Copy all lines holding the word "para" from the entries.

[start of Recorded data]

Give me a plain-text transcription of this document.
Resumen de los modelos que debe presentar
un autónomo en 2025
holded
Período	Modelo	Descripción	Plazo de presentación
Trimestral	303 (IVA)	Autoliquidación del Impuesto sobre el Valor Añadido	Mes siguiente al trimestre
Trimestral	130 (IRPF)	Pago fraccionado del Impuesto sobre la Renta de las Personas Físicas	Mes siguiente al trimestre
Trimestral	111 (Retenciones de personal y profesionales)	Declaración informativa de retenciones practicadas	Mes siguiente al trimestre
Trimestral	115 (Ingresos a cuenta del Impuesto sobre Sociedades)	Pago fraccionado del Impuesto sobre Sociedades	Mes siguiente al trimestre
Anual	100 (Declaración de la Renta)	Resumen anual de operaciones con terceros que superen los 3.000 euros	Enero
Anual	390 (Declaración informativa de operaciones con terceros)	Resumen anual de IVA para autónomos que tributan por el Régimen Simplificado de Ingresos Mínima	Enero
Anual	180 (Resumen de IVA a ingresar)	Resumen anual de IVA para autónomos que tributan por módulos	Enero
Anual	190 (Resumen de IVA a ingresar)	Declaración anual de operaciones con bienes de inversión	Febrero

[end of Recorded data]

- _Response below_
Anual	390 (Declaración informativa de operaciones con terceros)	Resumen anual de IVA para autónomos que tributan por el Régimen Simplificado de Ingresos Mínima	Enero
Anual	180 (Resumen de IVA a ingresar)	Resumen anual de IVA para autónomos que tributan por módulos	Enero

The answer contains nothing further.